■ **Direction**: Repeat every line below exactly as it reads.

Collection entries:
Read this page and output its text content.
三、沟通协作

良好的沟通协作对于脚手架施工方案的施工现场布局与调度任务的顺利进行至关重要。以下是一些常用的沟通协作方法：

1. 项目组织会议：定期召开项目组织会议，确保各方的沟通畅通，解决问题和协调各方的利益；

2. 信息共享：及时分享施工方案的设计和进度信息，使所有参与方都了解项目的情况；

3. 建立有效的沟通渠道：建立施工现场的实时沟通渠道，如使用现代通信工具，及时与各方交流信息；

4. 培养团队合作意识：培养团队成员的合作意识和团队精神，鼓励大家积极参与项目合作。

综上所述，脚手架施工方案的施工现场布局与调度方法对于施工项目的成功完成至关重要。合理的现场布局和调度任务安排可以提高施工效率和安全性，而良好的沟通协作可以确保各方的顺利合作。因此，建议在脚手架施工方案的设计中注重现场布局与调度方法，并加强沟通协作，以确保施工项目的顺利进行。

■ **The solution**:
Read this page and output its text content.
三、沟通协作

良好的沟通协作对于脚手架施工方案的施工现场布局与调度任务的顺利进行至关重要。以下是一些常用的沟通协作方法：

1. 项目组织会议：定期召开项目组织会议，确保各方的沟通畅通，解决问题和协调各方的利益；

2. 信息共享：及时分享施工方案的设计和进度信息，使所有参与方都了解项目的情况；

3. 建立有效的沟通渠道：建立施工现场的实时沟通渠道，如使用现代通信工具，及时与各方交流信息；

4. 培养团队合作意识：培养团队成员的合作意识和团队精神，鼓励大家积极参与项目合作。

综上所述，脚手架施工方案的施工现场布局与调度方法对于施工项目的成功完成至关重要。合理的现场布局和调度任务安排可以提高施工效率和安全性，而良好的沟通协作可以确保各方的顺利合作。因此，建议在脚手架施工方案的设计中注重现场布局与调度方法，并加强沟通协作，以确保施工项目的顺利进行。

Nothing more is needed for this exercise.